Copy out every record below with complete accuracy.

Data entries:
━━━━━━━━

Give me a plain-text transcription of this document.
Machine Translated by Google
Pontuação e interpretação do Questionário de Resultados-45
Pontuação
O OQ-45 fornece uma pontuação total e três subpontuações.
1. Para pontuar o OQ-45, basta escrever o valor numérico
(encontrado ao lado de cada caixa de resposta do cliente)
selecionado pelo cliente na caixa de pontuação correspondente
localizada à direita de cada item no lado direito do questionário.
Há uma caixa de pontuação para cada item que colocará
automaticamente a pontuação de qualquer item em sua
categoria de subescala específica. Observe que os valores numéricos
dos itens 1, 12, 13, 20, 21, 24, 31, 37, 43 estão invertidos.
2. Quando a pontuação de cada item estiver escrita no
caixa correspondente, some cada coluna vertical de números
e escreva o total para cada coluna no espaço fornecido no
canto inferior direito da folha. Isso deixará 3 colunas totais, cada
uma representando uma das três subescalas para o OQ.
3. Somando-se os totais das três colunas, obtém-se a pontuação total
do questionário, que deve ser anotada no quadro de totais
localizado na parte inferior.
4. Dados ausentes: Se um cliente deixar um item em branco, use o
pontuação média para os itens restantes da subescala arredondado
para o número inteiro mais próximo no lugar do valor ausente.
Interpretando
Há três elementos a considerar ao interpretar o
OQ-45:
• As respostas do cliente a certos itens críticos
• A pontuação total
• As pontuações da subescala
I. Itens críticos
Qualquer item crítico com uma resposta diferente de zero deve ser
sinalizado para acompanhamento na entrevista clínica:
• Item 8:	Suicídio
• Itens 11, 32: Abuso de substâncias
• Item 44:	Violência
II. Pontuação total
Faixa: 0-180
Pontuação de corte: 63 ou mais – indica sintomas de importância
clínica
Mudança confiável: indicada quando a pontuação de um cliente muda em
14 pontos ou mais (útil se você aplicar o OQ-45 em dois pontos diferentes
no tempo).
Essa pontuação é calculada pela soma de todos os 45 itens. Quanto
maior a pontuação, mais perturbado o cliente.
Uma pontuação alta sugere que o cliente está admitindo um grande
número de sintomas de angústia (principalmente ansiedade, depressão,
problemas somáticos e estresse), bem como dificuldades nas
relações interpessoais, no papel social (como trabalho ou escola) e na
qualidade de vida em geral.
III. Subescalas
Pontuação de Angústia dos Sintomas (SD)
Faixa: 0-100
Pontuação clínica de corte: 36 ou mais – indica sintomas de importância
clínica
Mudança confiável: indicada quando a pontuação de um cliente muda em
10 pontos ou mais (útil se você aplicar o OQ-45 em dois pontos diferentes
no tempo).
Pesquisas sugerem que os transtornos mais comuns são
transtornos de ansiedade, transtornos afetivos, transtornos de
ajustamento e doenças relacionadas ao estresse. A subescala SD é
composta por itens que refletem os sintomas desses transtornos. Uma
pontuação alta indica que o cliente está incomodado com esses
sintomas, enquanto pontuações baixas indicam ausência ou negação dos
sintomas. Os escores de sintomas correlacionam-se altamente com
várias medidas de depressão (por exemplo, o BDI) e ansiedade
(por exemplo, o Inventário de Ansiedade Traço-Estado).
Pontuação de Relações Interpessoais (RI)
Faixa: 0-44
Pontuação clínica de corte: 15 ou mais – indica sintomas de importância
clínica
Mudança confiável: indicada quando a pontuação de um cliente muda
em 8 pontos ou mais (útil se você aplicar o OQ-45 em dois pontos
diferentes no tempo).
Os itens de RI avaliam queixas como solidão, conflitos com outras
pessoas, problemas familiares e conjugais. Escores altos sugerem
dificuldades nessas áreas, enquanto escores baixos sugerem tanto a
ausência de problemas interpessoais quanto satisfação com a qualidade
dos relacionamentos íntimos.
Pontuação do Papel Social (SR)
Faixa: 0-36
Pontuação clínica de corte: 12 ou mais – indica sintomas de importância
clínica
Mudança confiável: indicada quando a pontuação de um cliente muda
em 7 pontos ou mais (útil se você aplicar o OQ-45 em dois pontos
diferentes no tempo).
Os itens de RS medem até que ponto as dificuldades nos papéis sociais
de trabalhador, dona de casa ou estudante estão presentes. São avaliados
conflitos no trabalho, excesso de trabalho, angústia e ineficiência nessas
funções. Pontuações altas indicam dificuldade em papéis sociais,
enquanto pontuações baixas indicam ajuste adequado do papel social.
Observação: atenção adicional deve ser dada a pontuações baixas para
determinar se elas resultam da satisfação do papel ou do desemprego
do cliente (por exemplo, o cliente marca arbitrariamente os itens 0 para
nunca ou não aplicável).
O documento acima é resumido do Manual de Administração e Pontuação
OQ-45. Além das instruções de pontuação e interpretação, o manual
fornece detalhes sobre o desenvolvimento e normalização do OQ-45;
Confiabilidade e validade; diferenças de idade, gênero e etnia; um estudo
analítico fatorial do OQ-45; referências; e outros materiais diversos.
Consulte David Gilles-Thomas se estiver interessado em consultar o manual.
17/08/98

━━━━━━━━

Complete answer
Give me a plain-text transcription of this document.
Machine Translated by Google
Pontuação e interpretação do Questionário de Resultados-45
Pontuação
O OQ-45 fornece uma pontuação total e três subpontuações.
1. Para pontuar o OQ-45, basta escrever o valor numérico
(encontrado ao lado de cada caixa de resposta do cliente)
selecionado pelo cliente na caixa de pontuação correspondente
localizada à direita de cada item no lado direito do questionário.
Há uma caixa de pontuação para cada item que colocará
automaticamente a pontuação de qualquer item em sua
categoria de subescala específica. Observe que os valores numéricos
dos itens 1, 12, 13, 20, 21, 24, 31, 37, 43 estão invertidos.
2. Quando a pontuação de cada item estiver escrita no
caixa correspondente, some cada coluna vertical de números
e escreva o total para cada coluna no espaço fornecido no
canto inferior direito da folha. Isso deixará 3 colunas totais, cada
uma representando uma das três subescalas para o OQ.
3. Somando-se os totais das três colunas, obtém-se a pontuação total
do questionário, que deve ser anotada no quadro de totais
localizado na parte inferior.
4. Dados ausentes: Se um cliente deixar um item em branco, use o
pontuação média para os itens restantes da subescala arredondado
para o número inteiro mais próximo no lugar do valor ausente.
Interpretando
Há três elementos a considerar ao interpretar o
OQ-45:
• As respostas do cliente a certos itens críticos
• A pontuação total
• As pontuações da subescala
I. Itens críticos
Qualquer item crítico com uma resposta diferente de zero deve ser
sinalizado para acompanhamento na entrevista clínica:
• Item 8:	Suicídio
• Itens 11, 32: Abuso de substâncias
• Item 44:	Violência
II. Pontuação total
Faixa: 0-180
Pontuação de corte: 63 ou mais – indica sintomas de importância
clínica
Mudança confiável: indicada quando a pontuação de um cliente muda em
14 pontos ou mais (útil se você aplicar o OQ-45 em dois pontos diferentes
no tempo).
Essa pontuação é calculada pela soma de todos os 45 itens. Quanto
maior a pontuação, mais perturbado o cliente.
Uma pontuação alta sugere que o cliente está admitindo um grande
número de sintomas de angústia (principalmente ansiedade, depressão,
problemas somáticos e estresse), bem como dificuldades nas
relações interpessoais, no papel social (como trabalho ou escola) e na
qualidade de vida em geral.
III. Subescalas
Pontuação de Angústia dos Sintomas (SD)
Faixa: 0-100
Pontuação clínica de corte: 36 ou mais – indica sintomas de importância
clínica
Mudança confiável: indicada quando a pontuação de um cliente muda em
10 pontos ou mais (útil se você aplicar o OQ-45 em dois pontos diferentes
no tempo).
Pesquisas sugerem que os transtornos mais comuns são
transtornos de ansiedade, transtornos afetivos, transtornos de
ajustamento e doenças relacionadas ao estresse. A subescala SD é
composta por itens que refletem os sintomas desses transtornos. Uma
pontuação alta indica que o cliente está incomodado com esses
sintomas, enquanto pontuações baixas indicam ausência ou negação dos
sintomas. Os escores de sintomas correlacionam-se altamente com
várias medidas de depressão (por exemplo, o BDI) e ansiedade
(por exemplo, o Inventário de Ansiedade Traço-Estado).
Pontuação de Relações Interpessoais (RI)
Faixa: 0-44
Pontuação clínica de corte: 15 ou mais – indica sintomas de importância
clínica
Mudança confiável: indicada quando a pontuação de um cliente muda
em 8 pontos ou mais (útil se você aplicar o OQ-45 em dois pontos
diferentes no tempo).
Os itens de RI avaliam queixas como solidão, conflitos com outras
pessoas, problemas familiares e conjugais. Escores altos sugerem
dificuldades nessas áreas, enquanto escores baixos sugerem tanto a
ausência de problemas interpessoais quanto satisfação com a qualidade
dos relacionamentos íntimos.
Pontuação do Papel Social (SR)
Faixa: 0-36
Pontuação clínica de corte: 12 ou mais – indica sintomas de importância
clínica
Mudança confiável: indicada quando a pontuação de um cliente muda
em 7 pontos ou mais (útil se você aplicar o OQ-45 em dois pontos
diferentes no tempo).
Os itens de RS medem até que ponto as dificuldades nos papéis sociais
de trabalhador, dona de casa ou estudante estão presentes. São avaliados
conflitos no trabalho, excesso de trabalho, angústia e ineficiência nessas
funções. Pontuações altas indicam dificuldade em papéis sociais,
enquanto pontuações baixas indicam ajuste adequado do papel social.
Observação: atenção adicional deve ser dada a pontuações baixas para
determinar se elas resultam da satisfação do papel ou do desemprego
do cliente (por exemplo, o cliente marca arbitrariamente os itens 0 para
nunca ou não aplicável).
O documento acima é resumido do Manual de Administração e Pontuação
OQ-45. Além das instruções de pontuação e interpretação, o manual
fornece detalhes sobre o desenvolvimento e normalização do OQ-45;
Confiabilidade e validade; diferenças de idade, gênero e etnia; um estudo
analítico fatorial do OQ-45; referências; e outros materiais diversos.
Consulte David Gilles-Thomas se estiver interessado em consultar o manual.
17/08/98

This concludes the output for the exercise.